Output every line exactly as written. Leave out pictures.

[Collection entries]
"""

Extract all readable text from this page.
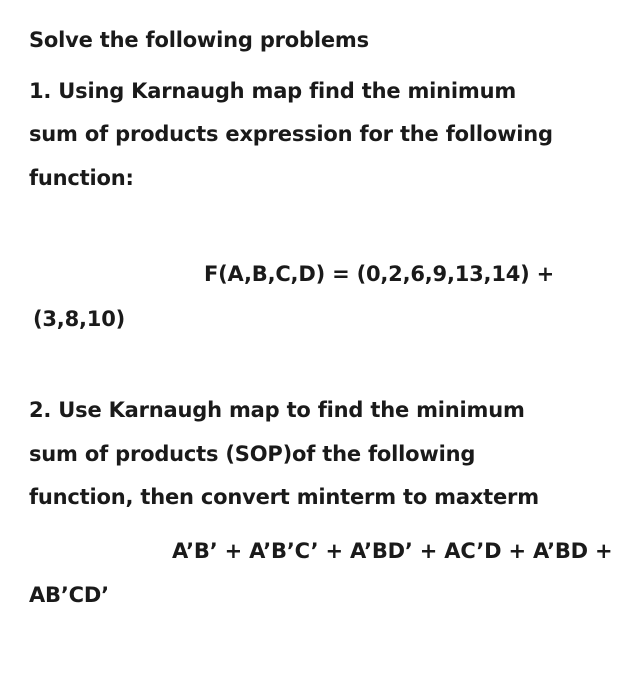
Solve the following problems
1. Using Karnaugh map find the minimum
sum of products expression for the following
function:
F(A,B,C,D) = (0,2,6,9,13,14) +
(3,8,10)
2. Use Karnaugh map to find the minimum
sum of products (SOP)of the following
function, then convert minterm to maxterm
A’B’ + A’B’C’ + A’BD’ + AC’D + A’BD +
AB’CD’
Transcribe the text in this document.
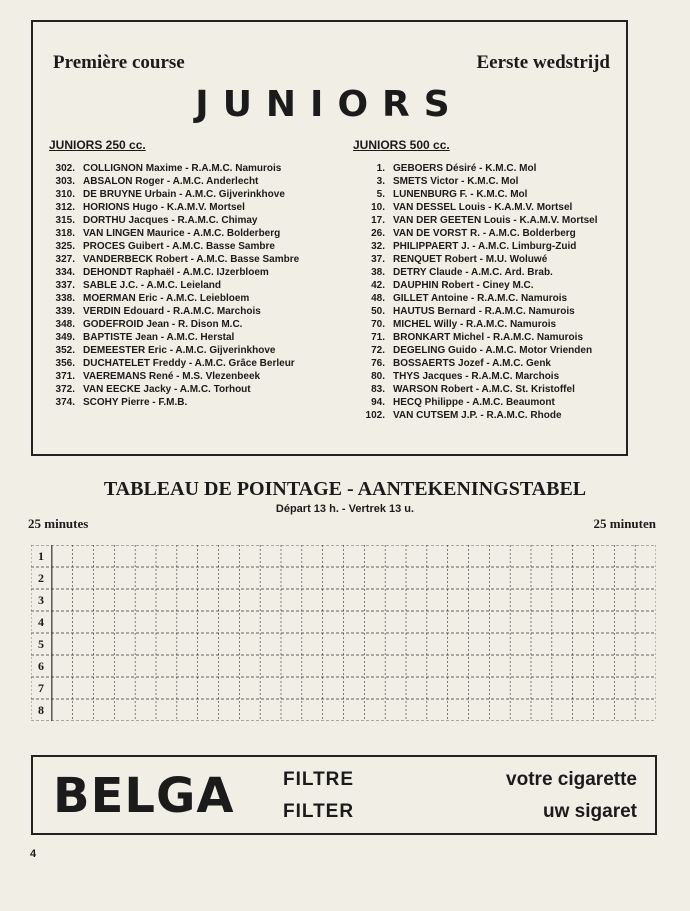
Première course	Eerste wedstrijd
JUNIORS
JUNIORS 250 cc.
302. COLLIGNON Maxime - R.A.M.C. Namurois
303. ABSALON Roger - A.M.C. Anderlecht
310. DE BRUYNE Urbain - A.M.C. Gijverinkhove
312. HORIONS Hugo - K.A.M.V. Mortsel
315. DORTHU Jacques - R.A.M.C. Chimay
318. VAN LINGEN Maurice - A.M.C. Bolderberg
325. PROCES Guibert - A.M.C. Basse Sambre
327. VANDERBECK Robert - A.M.C. Basse Sambre
334. DEHONDT Raphaël - A.M.C. IJzerbloem
337. SABLE J.C. - A.M.C. Leieland
338. MOERMAN Eric - A.M.C. Leiebloem
339. VERDIN Edouard - R.A.M.C. Marchois
348. GODEFROID Jean - R. Dison M.C.
349. BAPTISTE Jean - A.M.C. Herstal
352. DEMEESTER Eric - A.M.C. Gijverinkhove
356. DUCHATELET Freddy - A.M.C. Grâce Berleur
371. VAEREMANS René - M.S. Vlezenbeek
372. VAN EECKE Jacky - A.M.C. Torhout
374. SCOHY Pierre - F.M.B.
JUNIORS 500 cc.
1. GEBOERS Désiré - K.M.C. Mol
3. SMETS Victor - K.M.C. Mol
5. LUNENBURG F. - K.M.C. Mol
10. VAN DESSEL Louis - K.A.M.V. Mortsel
17. VAN DER GEETEN Louis - K.A.M.V. Mortsel
26. VAN DE VORST R. - A.M.C. Bolderberg
32. PHILIPPAERT J. - A.M.C. Limburg-Zuid
37. RENQUET Robert - M.U. Woluwé
38. DETRY Claude - A.M.C. Ard. Brab.
42. DAUPHIN Robert - Ciney M.C.
48. GILLET Antoine - R.A.M.C. Namurois
50. HAUTUS Bernard - R.A.M.C. Namurois
70. MICHEL Willy - R.A.M.C. Namurois
71. BRONKART Michel - R.A.M.C. Namurois
72. DEGELING Guido - A.M.C. Motor Vrienden
76. BOSSAERTS Jozef - A.M.C. Genk
80. THYS Jacques - R.A.M.C. Marchois
83. WARSON Robert - A.M.C. St. Kristoffel
94. HECQ Philippe - A.M.C. Beaumont
102. VAN CUTSEM J.P. - R.A.M.C. Rhode
TABLEAU DE POINTAGE - AANTEKENINGSTABEL
Départ 13 h. - Vertrek 13 u.
25 minutes	25 minuten
1
2
3
4
5
6
7
8
BELGA	FILTRE
FILTER
votre cigarette
uw sigaret
4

"""

**The reply:**
Extract all readable text from this page.
Solve the following problems
1. Using Karnaugh map find the minimum
sum of products expression for the following
function:
F(A,B,C,D) = (0,2,6,9,13,14) +
(3,8,10)
2. Use Karnaugh map to find the minimum
sum of products (SOP)of the following
function, then convert minterm to maxterm
A’B’ + A’B’C’ + A’BD’ + AC’D + A’BD +
AB’CD’
Transcribe the text in this document.
Première course	Eerste wedstrijd
JUNIORS
JUNIORS 250 cc.
302. COLLIGNON Maxime - R.A.M.C. Namurois
303. ABSALON Roger - A.M.C. Anderlecht
310. DE BRUYNE Urbain - A.M.C. Gijverinkhove
312. HORIONS Hugo - K.A.M.V. Mortsel
315. DORTHU Jacques - R.A.M.C. Chimay
318. VAN LINGEN Maurice - A.M.C. Bolderberg
325. PROCES Guibert - A.M.C. Basse Sambre
327. VANDERBECK Robert - A.M.C. Basse Sambre
334. DEHONDT Raphaël - A.M.C. IJzerbloem
337. SABLE J.C. - A.M.C. Leieland
338. MOERMAN Eric - A.M.C. Leiebloem
339. VERDIN Edouard - R.A.M.C. Marchois
348. GODEFROID Jean - R. Dison M.C.
349. BAPTISTE Jean - A.M.C. Herstal
352. DEMEESTER Eric - A.M.C. Gijverinkhove
356. DUCHATELET Freddy - A.M.C. Grâce Berleur
371. VAEREMANS René - M.S. Vlezenbeek
372. VAN EECKE Jacky - A.M.C. Torhout
374. SCOHY Pierre - F.M.B.
JUNIORS 500 cc.
1. GEBOERS Désiré - K.M.C. Mol
3. SMETS Victor - K.M.C. Mol
5. LUNENBURG F. - K.M.C. Mol
10. VAN DESSEL Louis - K.A.M.V. Mortsel
17. VAN DER GEETEN Louis - K.A.M.V. Mortsel
26. VAN DE VORST R. - A.M.C. Bolderberg
32. PHILIPPAERT J. - A.M.C. Limburg-Zuid
37. RENQUET Robert - M.U. Woluwé
38. DETRY Claude - A.M.C. Ard. Brab.
42. DAUPHIN Robert - Ciney M.C.
48. GILLET Antoine - R.A.M.C. Namurois
50. HAUTUS Bernard - R.A.M.C. Namurois
70. MICHEL Willy - R.A.M.C. Namurois
71. BRONKART Michel - R.A.M.C. Namurois
72. DEGELING Guido - A.M.C. Motor Vrienden
76. BOSSAERTS Jozef - A.M.C. Genk
80. THYS Jacques - R.A.M.C. Marchois
83. WARSON Robert - A.M.C. St. Kristoffel
94. HECQ Philippe - A.M.C. Beaumont
102. VAN CUTSEM J.P. - R.A.M.C. Rhode
TABLEAU DE POINTAGE - AANTEKENINGSTABEL
Départ 13 h. - Vertrek 13 u.
25 minutes	25 minuten
1
2
3
4
5
6
7
8
BELGA	FILTRE
FILTER
votre cigarette
uw sigaret
4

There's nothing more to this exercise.